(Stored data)
= = = =

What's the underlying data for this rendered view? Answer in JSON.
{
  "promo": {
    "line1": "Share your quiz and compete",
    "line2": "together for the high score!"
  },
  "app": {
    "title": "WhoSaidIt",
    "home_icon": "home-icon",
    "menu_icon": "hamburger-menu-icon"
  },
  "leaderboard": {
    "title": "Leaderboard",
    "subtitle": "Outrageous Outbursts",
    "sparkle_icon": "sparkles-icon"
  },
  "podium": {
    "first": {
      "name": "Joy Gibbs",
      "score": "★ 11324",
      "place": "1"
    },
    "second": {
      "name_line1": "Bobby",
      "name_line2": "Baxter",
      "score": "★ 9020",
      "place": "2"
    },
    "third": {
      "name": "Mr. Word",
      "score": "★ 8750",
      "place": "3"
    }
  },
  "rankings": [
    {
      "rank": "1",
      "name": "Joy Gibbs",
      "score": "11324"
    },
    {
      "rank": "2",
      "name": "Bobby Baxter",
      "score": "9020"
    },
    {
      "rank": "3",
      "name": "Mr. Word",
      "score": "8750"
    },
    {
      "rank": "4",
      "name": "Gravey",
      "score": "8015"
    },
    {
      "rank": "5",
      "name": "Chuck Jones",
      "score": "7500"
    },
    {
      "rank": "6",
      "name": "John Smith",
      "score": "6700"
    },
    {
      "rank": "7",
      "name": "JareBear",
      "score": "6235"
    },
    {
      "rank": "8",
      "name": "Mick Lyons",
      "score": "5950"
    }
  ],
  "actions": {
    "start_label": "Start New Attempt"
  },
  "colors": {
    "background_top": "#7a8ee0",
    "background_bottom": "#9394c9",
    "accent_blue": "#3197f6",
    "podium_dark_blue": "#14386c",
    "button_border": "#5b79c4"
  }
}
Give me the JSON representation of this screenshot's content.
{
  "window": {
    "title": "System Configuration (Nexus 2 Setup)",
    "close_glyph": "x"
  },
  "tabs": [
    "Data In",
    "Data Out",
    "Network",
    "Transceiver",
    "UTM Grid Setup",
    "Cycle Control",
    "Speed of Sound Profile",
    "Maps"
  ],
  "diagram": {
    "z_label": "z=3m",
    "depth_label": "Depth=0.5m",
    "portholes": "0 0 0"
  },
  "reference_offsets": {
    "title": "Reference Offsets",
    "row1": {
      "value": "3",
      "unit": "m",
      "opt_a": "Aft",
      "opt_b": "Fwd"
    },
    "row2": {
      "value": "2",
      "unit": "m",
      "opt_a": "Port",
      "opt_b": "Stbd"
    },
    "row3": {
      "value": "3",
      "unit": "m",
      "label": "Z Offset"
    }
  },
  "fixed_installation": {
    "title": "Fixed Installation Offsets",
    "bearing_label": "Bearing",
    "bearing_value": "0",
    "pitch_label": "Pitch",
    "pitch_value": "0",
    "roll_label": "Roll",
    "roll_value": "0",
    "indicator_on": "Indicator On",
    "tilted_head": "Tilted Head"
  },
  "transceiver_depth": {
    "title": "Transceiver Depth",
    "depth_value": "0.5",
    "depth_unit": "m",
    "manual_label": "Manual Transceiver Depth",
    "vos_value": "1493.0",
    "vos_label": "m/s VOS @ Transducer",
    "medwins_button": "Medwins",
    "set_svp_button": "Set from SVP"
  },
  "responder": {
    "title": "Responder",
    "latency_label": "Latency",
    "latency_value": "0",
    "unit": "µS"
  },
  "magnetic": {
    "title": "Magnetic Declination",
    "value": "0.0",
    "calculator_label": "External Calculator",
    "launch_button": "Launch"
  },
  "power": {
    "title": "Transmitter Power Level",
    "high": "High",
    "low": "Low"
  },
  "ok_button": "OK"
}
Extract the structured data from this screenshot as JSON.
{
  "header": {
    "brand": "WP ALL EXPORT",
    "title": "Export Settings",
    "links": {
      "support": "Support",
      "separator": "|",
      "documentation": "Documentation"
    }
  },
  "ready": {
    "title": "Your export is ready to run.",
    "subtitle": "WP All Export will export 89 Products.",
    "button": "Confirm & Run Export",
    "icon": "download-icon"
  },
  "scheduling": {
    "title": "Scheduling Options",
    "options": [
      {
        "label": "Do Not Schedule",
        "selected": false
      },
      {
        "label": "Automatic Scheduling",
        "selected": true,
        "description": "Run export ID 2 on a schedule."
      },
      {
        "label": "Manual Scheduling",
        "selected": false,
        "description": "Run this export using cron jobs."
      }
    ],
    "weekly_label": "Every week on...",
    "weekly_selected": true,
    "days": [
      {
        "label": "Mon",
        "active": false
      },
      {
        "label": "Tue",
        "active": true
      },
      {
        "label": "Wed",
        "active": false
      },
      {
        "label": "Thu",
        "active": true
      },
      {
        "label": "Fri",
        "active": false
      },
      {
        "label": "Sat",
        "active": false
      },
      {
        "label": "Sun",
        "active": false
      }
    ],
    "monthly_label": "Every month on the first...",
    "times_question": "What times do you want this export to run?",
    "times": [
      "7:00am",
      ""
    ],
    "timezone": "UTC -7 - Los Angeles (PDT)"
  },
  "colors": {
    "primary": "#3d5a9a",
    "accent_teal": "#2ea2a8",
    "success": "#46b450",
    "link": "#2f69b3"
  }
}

= = = =

▶ [WORK TO BE COMPLETED] Please restate the whole listing word for word.

▶ [THE REPLY]
What's the underlying data for this rendered view? Answer in JSON.
{
  "promo": {
    "line1": "Share your quiz and compete",
    "line2": "together for the high score!"
  },
  "app": {
    "title": "WhoSaidIt",
    "home_icon": "home-icon",
    "menu_icon": "hamburger-menu-icon"
  },
  "leaderboard": {
    "title": "Leaderboard",
    "subtitle": "Outrageous Outbursts",
    "sparkle_icon": "sparkles-icon"
  },
  "podium": {
    "first": {
      "name": "Joy Gibbs",
      "score": "★ 11324",
      "place": "1"
    },
    "second": {
      "name_line1": "Bobby",
      "name_line2": "Baxter",
      "score": "★ 9020",
      "place": "2"
    },
    "third": {
      "name": "Mr. Word",
      "score": "★ 8750",
      "place": "3"
    }
  },
  "rankings": [
    {
      "rank": "1",
      "name": "Joy Gibbs",
      "score": "11324"
    },
    {
      "rank": "2",
      "name": "Bobby Baxter",
      "score": "9020"
    },
    {
      "rank": "3",
      "name": "Mr. Word",
      "score": "8750"
    },
    {
      "rank": "4",
      "name": "Gravey",
      "score": "8015"
    },
    {
      "rank": "5",
      "name": "Chuck Jones",
      "score": "7500"
    },
    {
      "rank": "6",
      "name": "John Smith",
      "score": "6700"
    },
    {
      "rank": "7",
      "name": "JareBear",
      "score": "6235"
    },
    {
      "rank": "8",
      "name": "Mick Lyons",
      "score": "5950"
    }
  ],
  "actions": {
    "start_label": "Start New Attempt"
  },
  "colors": {
    "background_top": "#7a8ee0",
    "background_bottom": "#9394c9",
    "accent_blue": "#3197f6",
    "podium_dark_blue": "#14386c",
    "button_border": "#5b79c4"
  }
}
Give me the JSON representation of this screenshot's content.
{
  "window": {
    "title": "System Configuration (Nexus 2 Setup)",
    "close_glyph": "x"
  },
  "tabs": [
    "Data In",
    "Data Out",
    "Network",
    "Transceiver",
    "UTM Grid Setup",
    "Cycle Control",
    "Speed of Sound Profile",
    "Maps"
  ],
  "diagram": {
    "z_label": "z=3m",
    "depth_label": "Depth=0.5m",
    "portholes": "0 0 0"
  },
  "reference_offsets": {
    "title": "Reference Offsets",
    "row1": {
      "value": "3",
      "unit": "m",
      "opt_a": "Aft",
      "opt_b": "Fwd"
    },
    "row2": {
      "value": "2",
      "unit": "m",
      "opt_a": "Port",
      "opt_b": "Stbd"
    },
    "row3": {
      "value": "3",
      "unit": "m",
      "label": "Z Offset"
    }
  },
  "fixed_installation": {
    "title": "Fixed Installation Offsets",
    "bearing_label": "Bearing",
    "bearing_value": "0",
    "pitch_label": "Pitch",
    "pitch_value": "0",
    "roll_label": "Roll",
    "roll_value": "0",
    "indicator_on": "Indicator On",
    "tilted_head": "Tilted Head"
  },
  "transceiver_depth": {
    "title": "Transceiver Depth",
    "depth_value": "0.5",
    "depth_unit": "m",
    "manual_label": "Manual Transceiver Depth",
    "vos_value": "1493.0",
    "vos_label": "m/s VOS @ Transducer",
    "medwins_button": "Medwins",
    "set_svp_button": "Set from SVP"
  },
  "responder": {
    "title": "Responder",
    "latency_label": "Latency",
    "latency_value": "0",
    "unit": "µS"
  },
  "magnetic": {
    "title": "Magnetic Declination",
    "value": "0.0",
    "calculator_label": "External Calculator",
    "launch_button": "Launch"
  },
  "power": {
    "title": "Transmitter Power Level",
    "high": "High",
    "low": "Low"
  },
  "ok_button": "OK"
}
Extract the structured data from this screenshot as JSON.
{
  "header": {
    "brand": "WP ALL EXPORT",
    "title": "Export Settings",
    "links": {
      "support": "Support",
      "separator": "|",
      "documentation": "Documentation"
    }
  },
  "ready": {
    "title": "Your export is ready to run.",
    "subtitle": "WP All Export will export 89 Products.",
    "button": "Confirm & Run Export",
    "icon": "download-icon"
  },
  "scheduling": {
    "title": "Scheduling Options",
    "options": [
      {
        "label": "Do Not Schedule",
        "selected": false
      },
      {
        "label": "Automatic Scheduling",
        "selected": true,
        "description": "Run export ID 2 on a schedule."
      },
      {
        "label": "Manual Scheduling",
        "selected": false,
        "description": "Run this export using cron jobs."
      }
    ],
    "weekly_label": "Every week on...",
    "weekly_selected": true,
    "days": [
      {
        "label": "Mon",
        "active": false
      },
      {
        "label": "Tue",
        "active": true
      },
      {
        "label": "Wed",
        "active": false
      },
      {
        "label": "Thu",
        "active": true
      },
      {
        "label": "Fri",
        "active": false
      },
      {
        "label": "Sat",
        "active": false
      },
      {
        "label": "Sun",
        "active": false
      }
    ],
    "monthly_label": "Every month on the first...",
    "times_question": "What times do you want this export to run?",
    "times": [
      "7:00am",
      ""
    ],
    "timezone": "UTC -7 - Los Angeles (PDT)"
  },
  "colors": {
    "primary": "#3d5a9a",
    "accent_teal": "#2ea2a8",
    "success": "#46b450",
    "link": "#2f69b3"
  }
}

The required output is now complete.